■ Stated task
Your task is to locate every line holding the string "durability" and to copy each of them.

Rows from a dataset:
***
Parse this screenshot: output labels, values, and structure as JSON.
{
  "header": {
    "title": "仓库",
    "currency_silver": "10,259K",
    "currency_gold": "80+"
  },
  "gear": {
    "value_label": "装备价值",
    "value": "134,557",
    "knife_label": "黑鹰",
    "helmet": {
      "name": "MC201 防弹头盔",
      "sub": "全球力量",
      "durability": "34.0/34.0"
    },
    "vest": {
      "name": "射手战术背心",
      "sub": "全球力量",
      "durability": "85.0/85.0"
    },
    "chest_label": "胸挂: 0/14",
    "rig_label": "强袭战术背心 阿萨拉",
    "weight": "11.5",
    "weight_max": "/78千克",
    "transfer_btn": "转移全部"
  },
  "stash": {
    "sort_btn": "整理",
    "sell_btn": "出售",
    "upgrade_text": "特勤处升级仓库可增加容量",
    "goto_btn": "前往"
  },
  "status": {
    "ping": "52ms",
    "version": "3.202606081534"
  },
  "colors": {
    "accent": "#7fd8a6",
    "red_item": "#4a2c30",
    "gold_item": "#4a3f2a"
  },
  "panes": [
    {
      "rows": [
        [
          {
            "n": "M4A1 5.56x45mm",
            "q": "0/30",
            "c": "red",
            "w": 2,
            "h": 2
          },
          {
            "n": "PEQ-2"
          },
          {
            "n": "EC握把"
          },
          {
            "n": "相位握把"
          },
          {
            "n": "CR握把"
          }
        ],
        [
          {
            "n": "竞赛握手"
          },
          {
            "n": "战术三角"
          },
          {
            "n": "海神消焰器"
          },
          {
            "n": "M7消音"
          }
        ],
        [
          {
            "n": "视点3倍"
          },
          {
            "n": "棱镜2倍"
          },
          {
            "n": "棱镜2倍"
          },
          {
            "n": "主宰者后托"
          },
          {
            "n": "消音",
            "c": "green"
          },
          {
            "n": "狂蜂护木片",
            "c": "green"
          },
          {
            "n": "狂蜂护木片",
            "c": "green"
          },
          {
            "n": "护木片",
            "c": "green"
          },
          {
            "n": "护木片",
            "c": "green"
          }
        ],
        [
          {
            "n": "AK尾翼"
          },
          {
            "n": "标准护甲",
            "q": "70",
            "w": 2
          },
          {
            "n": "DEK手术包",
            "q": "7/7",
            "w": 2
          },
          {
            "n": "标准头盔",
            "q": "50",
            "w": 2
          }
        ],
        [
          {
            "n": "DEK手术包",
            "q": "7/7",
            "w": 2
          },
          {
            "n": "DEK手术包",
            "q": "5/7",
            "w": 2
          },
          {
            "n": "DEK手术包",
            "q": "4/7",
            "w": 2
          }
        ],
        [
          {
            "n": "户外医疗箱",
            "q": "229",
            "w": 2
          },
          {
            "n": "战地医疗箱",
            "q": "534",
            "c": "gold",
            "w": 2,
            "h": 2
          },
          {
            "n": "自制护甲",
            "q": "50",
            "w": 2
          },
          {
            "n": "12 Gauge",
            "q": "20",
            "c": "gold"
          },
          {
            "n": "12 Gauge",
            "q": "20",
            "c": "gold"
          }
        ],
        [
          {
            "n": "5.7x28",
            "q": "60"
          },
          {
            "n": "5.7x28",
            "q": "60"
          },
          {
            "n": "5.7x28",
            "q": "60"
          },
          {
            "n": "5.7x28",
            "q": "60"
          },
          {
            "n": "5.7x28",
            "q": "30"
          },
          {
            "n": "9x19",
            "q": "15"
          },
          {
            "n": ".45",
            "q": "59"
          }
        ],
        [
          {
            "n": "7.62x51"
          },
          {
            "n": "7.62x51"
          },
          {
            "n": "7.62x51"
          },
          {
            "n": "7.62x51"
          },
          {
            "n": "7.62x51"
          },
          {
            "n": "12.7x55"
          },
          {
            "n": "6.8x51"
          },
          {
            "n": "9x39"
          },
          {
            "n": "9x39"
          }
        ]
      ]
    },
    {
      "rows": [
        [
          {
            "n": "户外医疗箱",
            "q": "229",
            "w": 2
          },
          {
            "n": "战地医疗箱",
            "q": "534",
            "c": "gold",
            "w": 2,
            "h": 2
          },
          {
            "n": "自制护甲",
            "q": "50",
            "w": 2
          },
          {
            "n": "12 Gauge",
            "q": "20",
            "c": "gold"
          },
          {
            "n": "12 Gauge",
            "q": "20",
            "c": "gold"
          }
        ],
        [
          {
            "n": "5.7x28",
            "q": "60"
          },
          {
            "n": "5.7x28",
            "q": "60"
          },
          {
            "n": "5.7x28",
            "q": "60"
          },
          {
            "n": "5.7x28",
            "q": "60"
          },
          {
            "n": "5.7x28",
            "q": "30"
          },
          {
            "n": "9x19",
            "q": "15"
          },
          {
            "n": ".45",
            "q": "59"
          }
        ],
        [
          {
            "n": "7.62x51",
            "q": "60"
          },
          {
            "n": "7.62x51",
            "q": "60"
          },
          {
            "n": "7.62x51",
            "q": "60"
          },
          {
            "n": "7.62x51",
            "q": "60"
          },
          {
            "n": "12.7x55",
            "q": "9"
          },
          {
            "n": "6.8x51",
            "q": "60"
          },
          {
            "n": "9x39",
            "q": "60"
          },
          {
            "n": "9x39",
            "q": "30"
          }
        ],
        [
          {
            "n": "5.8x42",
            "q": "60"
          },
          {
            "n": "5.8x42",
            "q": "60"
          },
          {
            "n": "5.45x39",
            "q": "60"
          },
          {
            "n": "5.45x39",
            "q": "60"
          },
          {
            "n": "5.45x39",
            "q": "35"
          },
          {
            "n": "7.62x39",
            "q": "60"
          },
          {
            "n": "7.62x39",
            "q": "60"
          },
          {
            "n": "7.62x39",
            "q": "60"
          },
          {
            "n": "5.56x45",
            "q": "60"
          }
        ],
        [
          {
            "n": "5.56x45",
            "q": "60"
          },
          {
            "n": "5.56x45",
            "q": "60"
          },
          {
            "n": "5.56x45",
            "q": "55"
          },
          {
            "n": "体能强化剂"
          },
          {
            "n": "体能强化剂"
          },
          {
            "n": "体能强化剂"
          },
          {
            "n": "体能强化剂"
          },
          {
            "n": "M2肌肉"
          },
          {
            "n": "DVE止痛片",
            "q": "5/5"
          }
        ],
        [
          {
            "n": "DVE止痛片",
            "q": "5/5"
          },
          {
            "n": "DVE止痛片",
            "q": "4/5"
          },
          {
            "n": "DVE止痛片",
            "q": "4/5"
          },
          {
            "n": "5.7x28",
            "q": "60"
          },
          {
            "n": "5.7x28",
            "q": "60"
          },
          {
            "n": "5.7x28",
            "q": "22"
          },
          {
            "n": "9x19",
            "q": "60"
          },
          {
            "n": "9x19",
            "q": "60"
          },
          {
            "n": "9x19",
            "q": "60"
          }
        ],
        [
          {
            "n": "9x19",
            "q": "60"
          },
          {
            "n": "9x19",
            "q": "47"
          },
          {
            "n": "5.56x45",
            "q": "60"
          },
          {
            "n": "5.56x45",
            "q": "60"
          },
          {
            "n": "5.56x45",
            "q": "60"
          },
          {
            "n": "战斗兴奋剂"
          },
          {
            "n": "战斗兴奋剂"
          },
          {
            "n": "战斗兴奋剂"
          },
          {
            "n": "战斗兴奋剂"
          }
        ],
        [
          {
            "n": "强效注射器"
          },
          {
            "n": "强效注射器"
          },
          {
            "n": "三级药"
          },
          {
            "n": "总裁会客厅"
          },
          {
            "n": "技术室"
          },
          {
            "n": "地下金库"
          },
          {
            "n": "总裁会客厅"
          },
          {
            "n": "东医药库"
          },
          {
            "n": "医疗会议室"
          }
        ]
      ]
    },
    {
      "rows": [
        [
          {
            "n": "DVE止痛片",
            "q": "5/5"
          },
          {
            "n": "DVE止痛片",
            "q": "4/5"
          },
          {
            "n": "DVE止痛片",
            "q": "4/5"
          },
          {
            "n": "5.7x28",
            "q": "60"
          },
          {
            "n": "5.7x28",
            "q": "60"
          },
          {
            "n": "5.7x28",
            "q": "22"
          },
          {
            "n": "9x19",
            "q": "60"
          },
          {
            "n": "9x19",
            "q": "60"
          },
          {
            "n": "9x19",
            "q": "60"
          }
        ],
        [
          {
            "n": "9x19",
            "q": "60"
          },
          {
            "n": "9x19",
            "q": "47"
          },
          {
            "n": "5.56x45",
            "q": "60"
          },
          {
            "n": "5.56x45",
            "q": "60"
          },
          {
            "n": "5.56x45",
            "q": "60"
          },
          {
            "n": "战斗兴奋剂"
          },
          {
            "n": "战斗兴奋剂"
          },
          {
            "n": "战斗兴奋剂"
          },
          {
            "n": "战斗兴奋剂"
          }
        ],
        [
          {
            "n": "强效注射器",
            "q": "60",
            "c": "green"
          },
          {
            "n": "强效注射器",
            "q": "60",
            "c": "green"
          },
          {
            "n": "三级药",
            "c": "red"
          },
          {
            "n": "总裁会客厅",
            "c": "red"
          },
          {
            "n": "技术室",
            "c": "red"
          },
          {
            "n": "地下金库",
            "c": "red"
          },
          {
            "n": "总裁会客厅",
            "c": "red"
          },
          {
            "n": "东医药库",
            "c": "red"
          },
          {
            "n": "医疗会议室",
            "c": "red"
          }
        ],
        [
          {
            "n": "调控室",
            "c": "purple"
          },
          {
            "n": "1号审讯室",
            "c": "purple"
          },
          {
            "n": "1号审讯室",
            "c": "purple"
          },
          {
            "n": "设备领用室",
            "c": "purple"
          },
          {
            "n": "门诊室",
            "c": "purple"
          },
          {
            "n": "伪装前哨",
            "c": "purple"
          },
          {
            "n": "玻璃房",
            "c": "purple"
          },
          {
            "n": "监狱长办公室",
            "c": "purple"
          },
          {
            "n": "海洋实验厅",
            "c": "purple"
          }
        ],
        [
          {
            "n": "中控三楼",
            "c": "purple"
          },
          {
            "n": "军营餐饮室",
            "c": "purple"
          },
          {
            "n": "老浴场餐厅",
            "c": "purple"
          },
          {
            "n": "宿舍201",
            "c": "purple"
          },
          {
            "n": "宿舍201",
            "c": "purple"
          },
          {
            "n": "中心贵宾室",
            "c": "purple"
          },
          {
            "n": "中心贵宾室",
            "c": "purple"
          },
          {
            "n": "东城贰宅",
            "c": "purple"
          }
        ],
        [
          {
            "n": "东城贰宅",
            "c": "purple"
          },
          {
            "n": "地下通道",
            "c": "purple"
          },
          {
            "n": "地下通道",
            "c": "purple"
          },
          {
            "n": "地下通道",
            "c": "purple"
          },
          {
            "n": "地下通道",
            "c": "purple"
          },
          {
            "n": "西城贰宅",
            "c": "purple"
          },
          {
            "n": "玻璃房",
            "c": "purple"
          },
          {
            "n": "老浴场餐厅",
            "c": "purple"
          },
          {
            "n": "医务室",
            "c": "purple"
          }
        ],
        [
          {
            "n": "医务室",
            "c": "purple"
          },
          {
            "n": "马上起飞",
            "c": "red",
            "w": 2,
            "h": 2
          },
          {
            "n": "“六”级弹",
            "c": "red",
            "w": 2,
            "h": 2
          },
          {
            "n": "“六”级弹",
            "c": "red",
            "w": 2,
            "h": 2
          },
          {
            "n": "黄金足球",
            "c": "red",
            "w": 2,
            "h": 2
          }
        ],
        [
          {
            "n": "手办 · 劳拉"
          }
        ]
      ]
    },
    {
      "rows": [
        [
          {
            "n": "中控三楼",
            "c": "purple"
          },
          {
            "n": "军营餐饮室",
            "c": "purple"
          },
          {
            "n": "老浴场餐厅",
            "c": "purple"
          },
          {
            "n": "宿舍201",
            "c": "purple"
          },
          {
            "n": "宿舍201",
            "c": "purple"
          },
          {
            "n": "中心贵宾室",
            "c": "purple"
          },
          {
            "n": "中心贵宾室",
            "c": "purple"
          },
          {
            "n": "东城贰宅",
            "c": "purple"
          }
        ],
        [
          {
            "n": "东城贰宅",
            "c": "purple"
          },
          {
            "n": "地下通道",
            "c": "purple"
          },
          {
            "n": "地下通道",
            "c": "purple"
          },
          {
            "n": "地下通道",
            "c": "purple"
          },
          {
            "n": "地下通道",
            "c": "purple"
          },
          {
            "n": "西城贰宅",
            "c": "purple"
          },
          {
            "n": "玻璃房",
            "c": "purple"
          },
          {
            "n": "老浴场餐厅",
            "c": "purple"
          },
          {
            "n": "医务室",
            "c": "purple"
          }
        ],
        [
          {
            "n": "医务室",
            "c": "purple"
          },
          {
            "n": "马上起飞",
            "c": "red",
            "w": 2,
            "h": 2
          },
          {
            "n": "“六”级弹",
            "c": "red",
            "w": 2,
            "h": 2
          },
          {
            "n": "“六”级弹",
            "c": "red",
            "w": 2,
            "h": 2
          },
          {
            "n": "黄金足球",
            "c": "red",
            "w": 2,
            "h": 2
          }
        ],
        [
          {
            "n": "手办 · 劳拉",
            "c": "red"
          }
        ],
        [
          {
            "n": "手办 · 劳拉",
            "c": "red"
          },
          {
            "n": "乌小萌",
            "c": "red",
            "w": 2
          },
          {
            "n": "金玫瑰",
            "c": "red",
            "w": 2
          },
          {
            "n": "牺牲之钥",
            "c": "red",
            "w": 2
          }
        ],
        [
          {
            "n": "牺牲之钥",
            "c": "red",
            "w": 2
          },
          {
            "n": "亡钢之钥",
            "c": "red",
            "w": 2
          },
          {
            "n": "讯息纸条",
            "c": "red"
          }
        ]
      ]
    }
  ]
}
***
■ The answer
      "durability": "34.0/34.0"
      "durability": "85.0/85.0"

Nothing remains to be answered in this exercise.